Every line in the entries where "panel" is found should be copied.

(Records for the exercise begins)

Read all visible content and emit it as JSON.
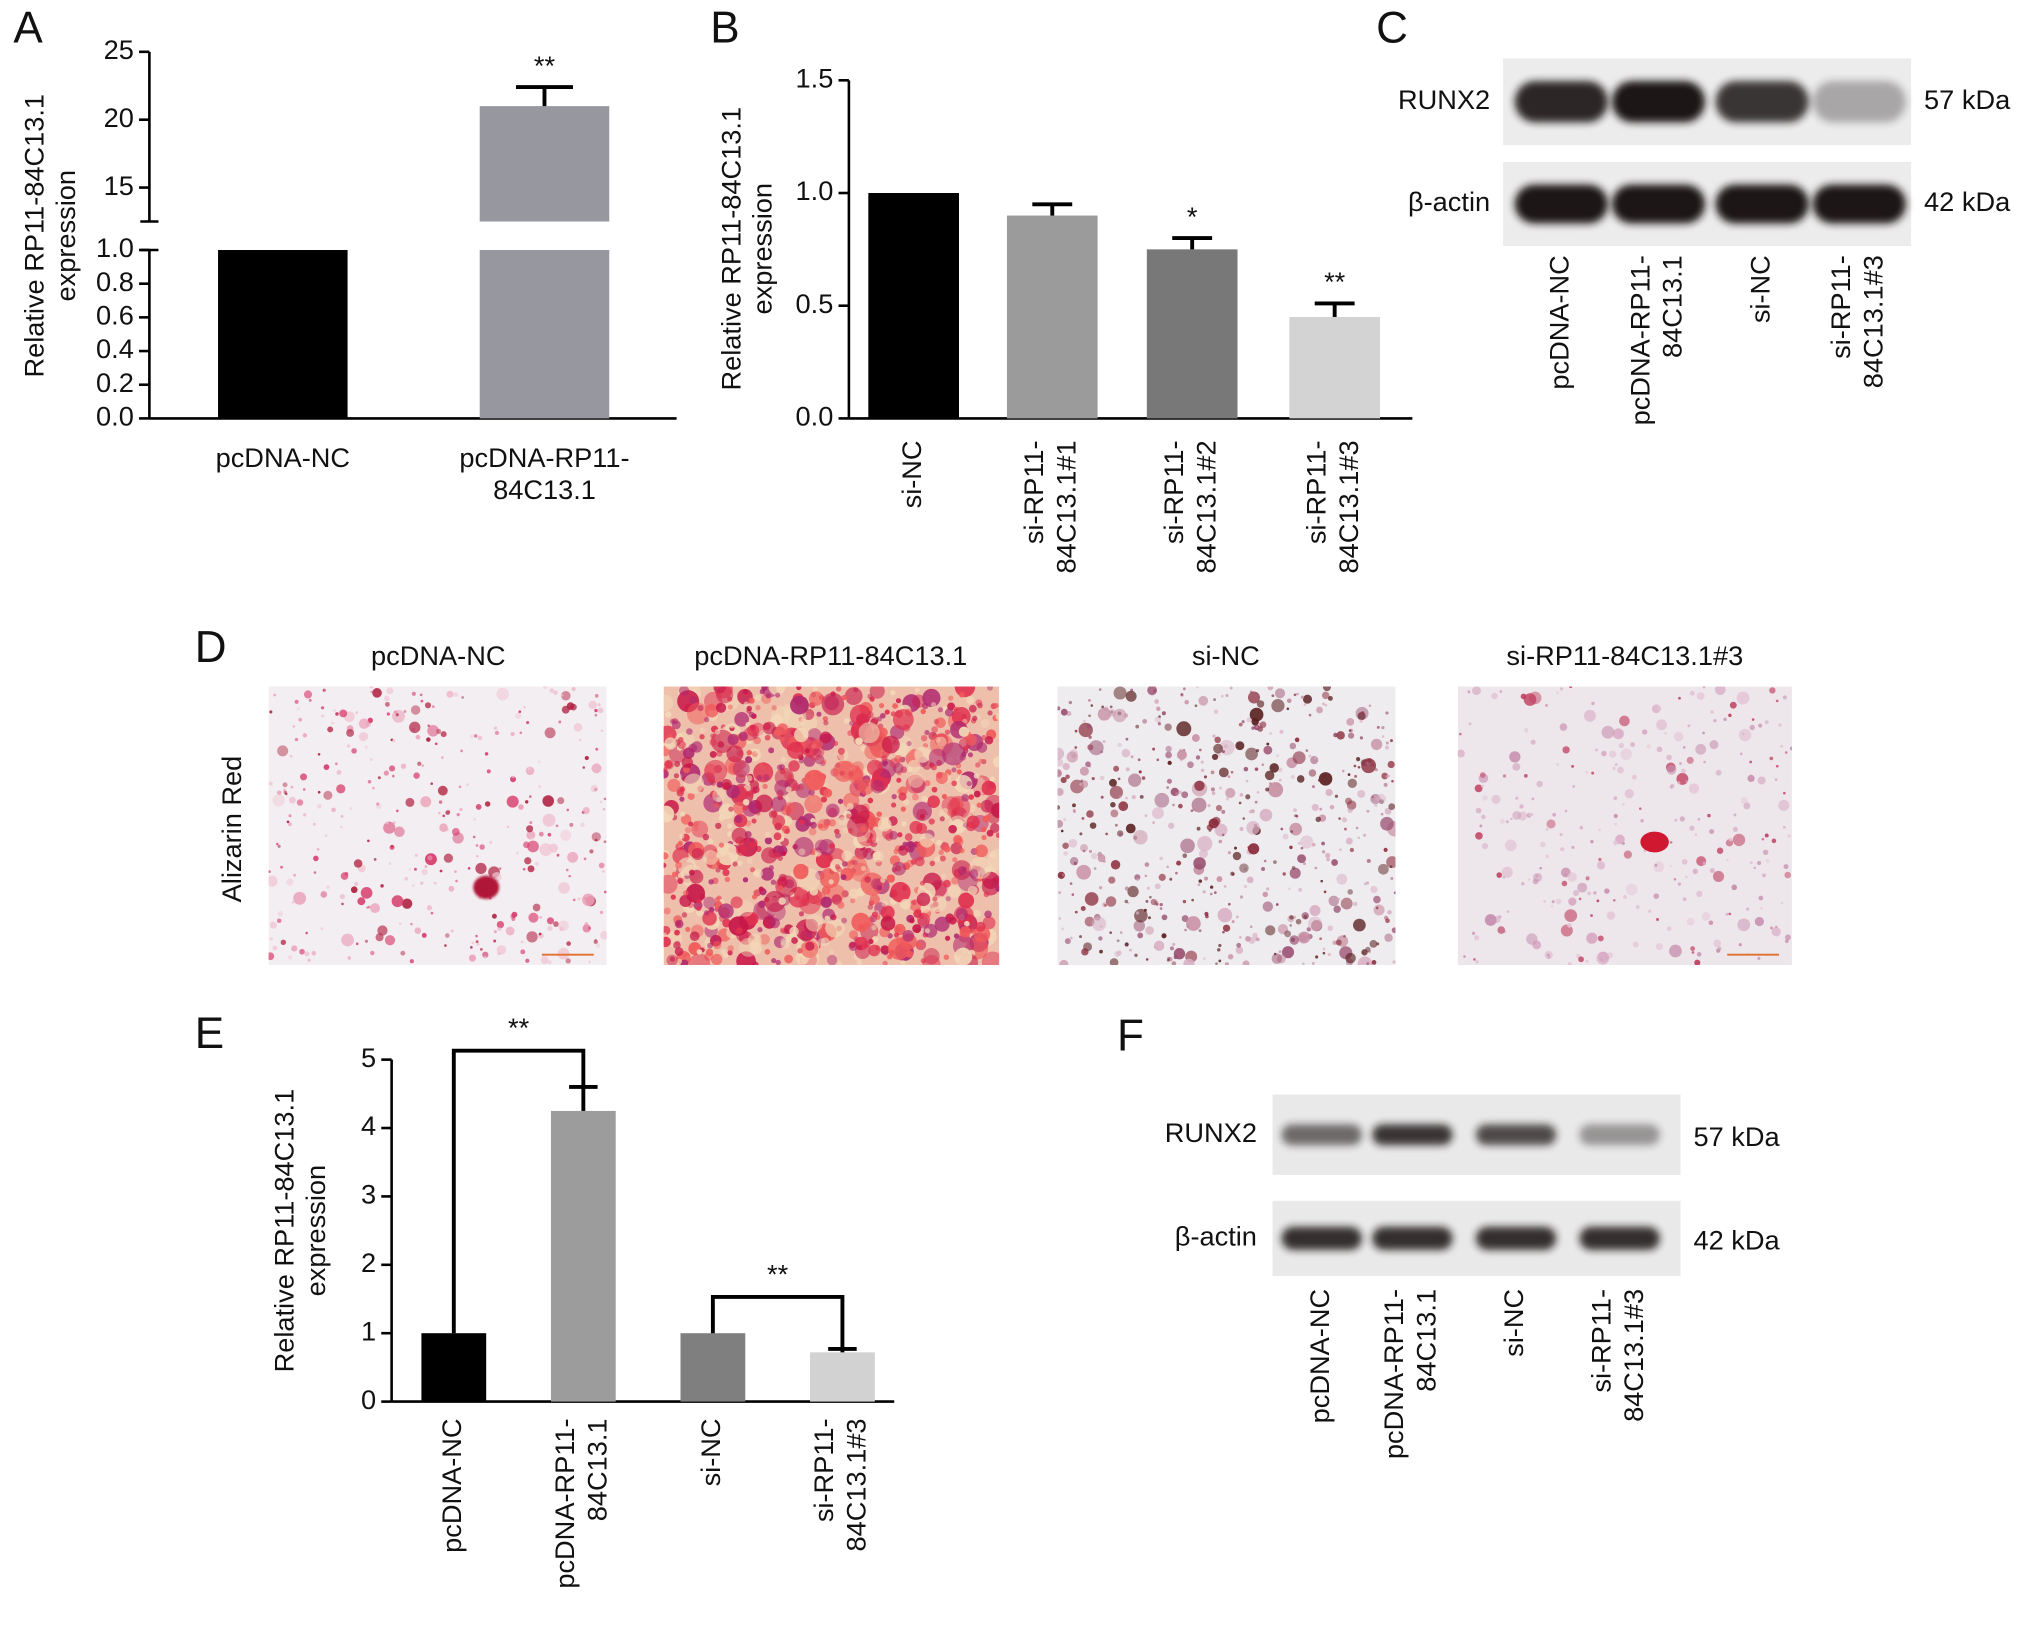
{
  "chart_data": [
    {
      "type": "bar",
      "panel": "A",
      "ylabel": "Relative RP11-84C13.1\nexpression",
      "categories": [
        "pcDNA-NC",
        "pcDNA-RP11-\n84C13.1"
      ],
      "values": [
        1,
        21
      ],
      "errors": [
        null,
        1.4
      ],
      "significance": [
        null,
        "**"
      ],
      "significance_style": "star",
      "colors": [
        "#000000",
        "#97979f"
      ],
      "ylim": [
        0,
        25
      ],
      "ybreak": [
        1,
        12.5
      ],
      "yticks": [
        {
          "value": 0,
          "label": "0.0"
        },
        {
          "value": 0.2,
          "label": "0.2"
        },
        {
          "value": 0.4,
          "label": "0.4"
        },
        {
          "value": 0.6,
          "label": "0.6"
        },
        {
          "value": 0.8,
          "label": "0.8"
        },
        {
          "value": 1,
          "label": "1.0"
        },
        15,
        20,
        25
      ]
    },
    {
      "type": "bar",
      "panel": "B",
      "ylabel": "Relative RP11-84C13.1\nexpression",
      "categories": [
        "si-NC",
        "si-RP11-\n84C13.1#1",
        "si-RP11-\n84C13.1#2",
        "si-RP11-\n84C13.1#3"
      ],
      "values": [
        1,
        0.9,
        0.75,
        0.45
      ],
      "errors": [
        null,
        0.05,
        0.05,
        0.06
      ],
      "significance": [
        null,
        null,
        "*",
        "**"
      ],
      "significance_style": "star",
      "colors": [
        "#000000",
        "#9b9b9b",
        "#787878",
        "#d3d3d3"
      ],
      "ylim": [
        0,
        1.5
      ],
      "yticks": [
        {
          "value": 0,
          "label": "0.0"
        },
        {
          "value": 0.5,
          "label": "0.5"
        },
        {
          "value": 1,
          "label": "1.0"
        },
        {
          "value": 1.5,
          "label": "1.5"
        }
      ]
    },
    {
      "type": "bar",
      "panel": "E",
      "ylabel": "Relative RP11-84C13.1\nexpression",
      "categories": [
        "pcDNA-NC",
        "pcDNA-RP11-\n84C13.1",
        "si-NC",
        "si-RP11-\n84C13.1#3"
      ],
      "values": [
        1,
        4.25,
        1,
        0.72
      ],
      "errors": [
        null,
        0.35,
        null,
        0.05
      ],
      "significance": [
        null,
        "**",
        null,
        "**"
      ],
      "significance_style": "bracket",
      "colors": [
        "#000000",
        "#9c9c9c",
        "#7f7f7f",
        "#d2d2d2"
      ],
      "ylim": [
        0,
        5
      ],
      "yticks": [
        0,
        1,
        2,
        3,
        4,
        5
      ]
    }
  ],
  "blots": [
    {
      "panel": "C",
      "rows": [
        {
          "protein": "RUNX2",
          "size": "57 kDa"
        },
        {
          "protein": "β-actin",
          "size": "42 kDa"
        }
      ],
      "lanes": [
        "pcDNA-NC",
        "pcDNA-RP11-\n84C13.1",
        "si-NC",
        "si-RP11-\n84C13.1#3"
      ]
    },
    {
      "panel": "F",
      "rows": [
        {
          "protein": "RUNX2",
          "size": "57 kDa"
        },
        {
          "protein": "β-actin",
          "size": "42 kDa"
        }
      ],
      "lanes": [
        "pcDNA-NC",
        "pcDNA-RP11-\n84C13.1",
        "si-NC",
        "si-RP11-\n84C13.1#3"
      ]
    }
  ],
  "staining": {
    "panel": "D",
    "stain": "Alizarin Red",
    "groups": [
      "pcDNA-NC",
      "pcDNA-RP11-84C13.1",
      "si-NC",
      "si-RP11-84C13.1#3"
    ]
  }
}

(Records for the exercise ends)
(Records for the exercise begins)

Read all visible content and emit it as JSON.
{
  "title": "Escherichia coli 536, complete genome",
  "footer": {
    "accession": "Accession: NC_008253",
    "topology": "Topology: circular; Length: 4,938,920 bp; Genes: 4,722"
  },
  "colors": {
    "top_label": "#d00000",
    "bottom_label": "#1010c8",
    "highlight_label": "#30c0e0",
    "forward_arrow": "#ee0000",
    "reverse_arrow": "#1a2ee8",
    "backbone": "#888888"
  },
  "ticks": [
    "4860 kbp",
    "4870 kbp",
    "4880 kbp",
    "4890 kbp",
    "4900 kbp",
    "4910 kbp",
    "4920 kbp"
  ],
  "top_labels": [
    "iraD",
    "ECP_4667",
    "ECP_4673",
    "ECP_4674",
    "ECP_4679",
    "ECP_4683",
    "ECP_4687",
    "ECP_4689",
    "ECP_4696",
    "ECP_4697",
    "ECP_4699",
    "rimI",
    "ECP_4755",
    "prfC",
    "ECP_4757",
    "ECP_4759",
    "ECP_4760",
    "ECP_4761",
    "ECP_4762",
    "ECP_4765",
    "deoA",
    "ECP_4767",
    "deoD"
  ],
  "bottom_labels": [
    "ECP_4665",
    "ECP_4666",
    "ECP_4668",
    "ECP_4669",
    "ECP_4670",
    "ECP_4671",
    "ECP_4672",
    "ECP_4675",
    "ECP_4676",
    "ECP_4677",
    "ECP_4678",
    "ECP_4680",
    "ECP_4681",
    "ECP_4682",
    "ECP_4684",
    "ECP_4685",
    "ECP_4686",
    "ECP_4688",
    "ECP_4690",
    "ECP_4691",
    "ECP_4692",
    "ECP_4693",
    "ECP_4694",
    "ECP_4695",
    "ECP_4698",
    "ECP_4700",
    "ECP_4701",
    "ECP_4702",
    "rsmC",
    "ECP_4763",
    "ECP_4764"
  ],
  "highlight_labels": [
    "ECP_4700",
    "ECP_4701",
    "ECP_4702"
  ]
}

(Records for the exercise ends)

▶ Your response
      "panel": "A",
      "panel": "B",
      "panel": "E",
      "panel": "C",
      "panel": "F",
    "panel": "D",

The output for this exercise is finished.